◆ Passage provided

Sets out the Scottish Government's approach to evaluating its Fairer Futures Partnership programme.


The evaluation journey so far

Evaluations have already been undertaken of the first phase of place-based partnerships, including the Social Innovation Partnership[10], the Family Wellbeing Partnership in Clackmannanshire (FWP), and the Child Poverty Pathfinders in Dundee and Glasgow. The findings from the latter two evaluations are published alongside this strategy.

Social Innovation Partnership (SIP)

The SIP is a unique collaboration between the Scottish Government, the Hunter Foundation, social entrepreneurs and third sector organisations which began in 2016. It brings together and funds 13 SIP partners who work in communities with significant levels of poverty and disadvantage. The programme aims to help families increase their wellbeing and capabilities and in so doing promote social justice and help tackle poverty and inequality.

Family Wellbeing Partnership (FWP)

The FWP is a transformation partnership between Clackmannanshire Council and the Social Innovation Partnership (including Scottish Government and the Hunter Foundation) to test and embed wellbeing-and capability-enhancing approaches to service design and delivery. The integrated, collaborative approach aims to put the voice and agency of Clackmannanshire families and communities at the heart of decision-making, making it easier for people to access the support they need, when they need it.

Dundee Child Poverty Pathfinder

The Dundee pathfinder was established in 2022 as a collaboration between Dundee City Council, DWP, Scottish Government, Social Security Scotland and various local partners. At the heart of its approach is a place-based, relational key worker model, emphasising the tailoring of support to the unique needs of each family. It also includes targeted outreach via door-knocking informed by administrative data, and weekly multi-agency drop-in sessions.

Glasgow Child Poverty Pathfinder

The Glasgow pathfinder began in 2022 and has influencing and embedding ‘whole system change’ as its main focus. Key features have been the establishment of a multi-agency change team to drive forward system change and embedding a ‘no wrong door’ model across Glasgow, so that families can access person-centred, relational, holistic case management and support regardless of when, where and how they engage with services.

These evaluations focused on examining how the interventions were working and whether they were leading to any ‘systems change’; understanding the short to medium term impacts for families; and distilling learning from the approaches taken to inform the development, further implementation and expansion of these approaches in the current sites as well as in other local authorities.

There were a range of challenges faced in conducting comprehensive and robust impact evaluations of these initiatives. This was due to:

  • the evolving nature of the interventions and their intended outcomes;
  • the lengthy timeframe anticipated for many of the outcomes;
  • the limited availability of local monitoring data; and
  • limitations on the capacity of local teams to engage with the evaluations.

◆ Required tasks
(1) According to the evaluation passage, how many partners does the Social Innovation Partnership bring together and fund?
(2) Continue the evaluation passage on the Fairer Futures Partnership from the point where it stops.
The data after this point comes from a separate source and is unrelated to the evaluation passage.

◆ Dataset entries

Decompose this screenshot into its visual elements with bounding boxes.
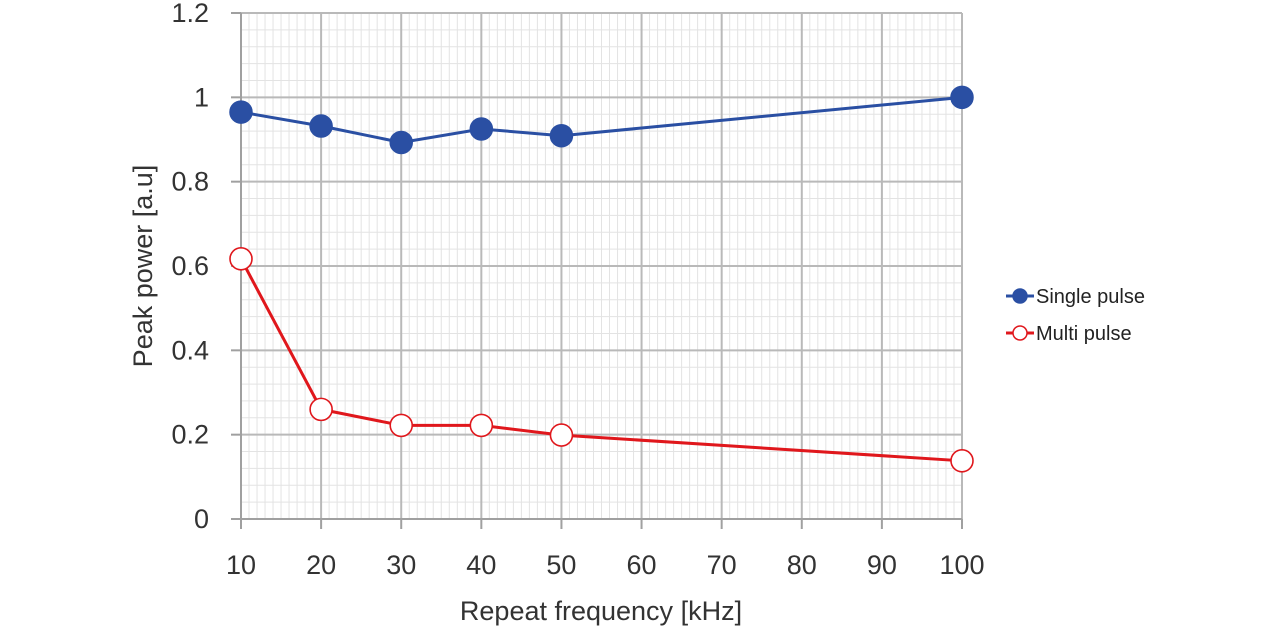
multi-pulse-point xyxy=(549,423,574,447)
y-tick-label: 0.6 xyxy=(171,251,209,281)
multi-pulse-line xyxy=(239,258,963,463)
x-tick-labels: 10 20 30 40 50 60 70 80 90 100 xyxy=(226,550,985,580)
multi-pulse-point xyxy=(229,247,253,271)
single-pulse-point xyxy=(549,123,574,148)
y-tick-label: 0 xyxy=(194,504,209,534)
single-pulse-point xyxy=(389,130,413,155)
y-tick-label: 1.2 xyxy=(171,0,209,28)
single-pulse-point xyxy=(309,114,333,138)
legend-marker-single-pulse xyxy=(1012,288,1028,304)
legend-item-multi-pulse: Multi pulse xyxy=(1006,323,1132,345)
legend-item-single-pulse: Single pulse xyxy=(1006,286,1145,308)
y-tick-label: 0.8 xyxy=(171,167,209,197)
legend-label-single-pulse: Single pulse xyxy=(1036,286,1145,308)
single-pulse-point xyxy=(469,117,494,141)
series-layer xyxy=(229,85,974,473)
multi-pulse-point xyxy=(469,413,494,438)
y-tick-label: 1 xyxy=(194,82,209,112)
x-tick-label: 60 xyxy=(627,550,657,580)
legend-marker-multi-pulse xyxy=(1012,325,1028,341)
multi-pulse-point xyxy=(389,413,414,438)
x-tick-label: 100 xyxy=(939,550,984,580)
single-pulse-point xyxy=(229,100,253,124)
single-pulse-point xyxy=(950,85,974,110)
x-tick-label: 70 xyxy=(707,550,737,580)
y-tick-labels: 0 0.2 0.4 0.6 0.8 1 1.2 xyxy=(171,0,209,534)
legend-label-multi-pulse: Multi pulse xyxy=(1036,323,1132,345)
x-tick-label: 90 xyxy=(867,550,897,580)
multi-pulse-point xyxy=(950,449,974,473)
y-tick-label: 0.4 xyxy=(171,335,209,365)
x-tick-label: 40 xyxy=(466,550,496,580)
x-tick-label: 50 xyxy=(546,550,576,580)
y-tick-label: 0.2 xyxy=(171,420,209,450)
x-axis-title: Repeat frequency [kHz] xyxy=(460,596,742,626)
multi-pulse-point xyxy=(309,397,333,422)
single-pulse-line xyxy=(240,95,963,144)
x-tick-label: 10 xyxy=(226,550,256,580)
x-tick-label: 80 xyxy=(787,550,817,580)
y-axis-title: Peak power [a.u] xyxy=(128,165,158,368)
legend: Single pulse Multi pulse xyxy=(1006,286,1145,345)
x-tick-label: 30 xyxy=(386,550,416,580)
x-tick-label: 20 xyxy=(306,550,336,580)
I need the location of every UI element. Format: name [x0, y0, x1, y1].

◆ Responses for each task
(1) It brings together and funds 13 partners.

(2)
These are challenges that will continue to be faced for the evaluation of the FFP programme (and are common to many other ‘complex’ evaluations). We set out in a later section how the national evaluation will seek to address these challenges.

The key takeaway lessons from across these evaluations were:

  • Innovative means of engagement can be effective in engaging those families previously not reached by support. This included using administrative data to identify those most in need; proactive outreach to people’s homes; use of local trusted venues and assets for delivery of support (e.g. community centres, schools); and engagement of communities in co-designing initiatives to meet their needs.
  • Delivery of holistic support through trusted key workers, with support tailored to people’s needs and at the duration and pace set by them, is important in tackling immediate needs and setting people onto a pathway towards more sustained improvements in wellbeing and material circumstances.
  • Join-up between different elements of support was critical to achievement of outcomes for families. In addition to the role of keyworkers, this also included physical co-location of support, such as through multi-agency drop-in centres or one stop shops, as well as funding key co-ordinating posts that facilitated service join up to tackle barriers more holistically (e.g. across childcare, training, wellbeing, employability)
  • Innovative approaches to delivering employability support that were shown to have success included ‘intermediate labour market’ projects that provide a supported bridge to employment with a work placement, accompanied by additional training or support; and work with public sector employers to offer flexible working arrangements.
  • Key barriers to achieving outcomes included: gaps in wider support services (particularly for complex health issues); limited job opportunities in local labour markets; and barriers relating to benefit rules (specifically, those on Universal Credit with no work-related requirements feeling unable to participate in employability activities for fear of losing benefits).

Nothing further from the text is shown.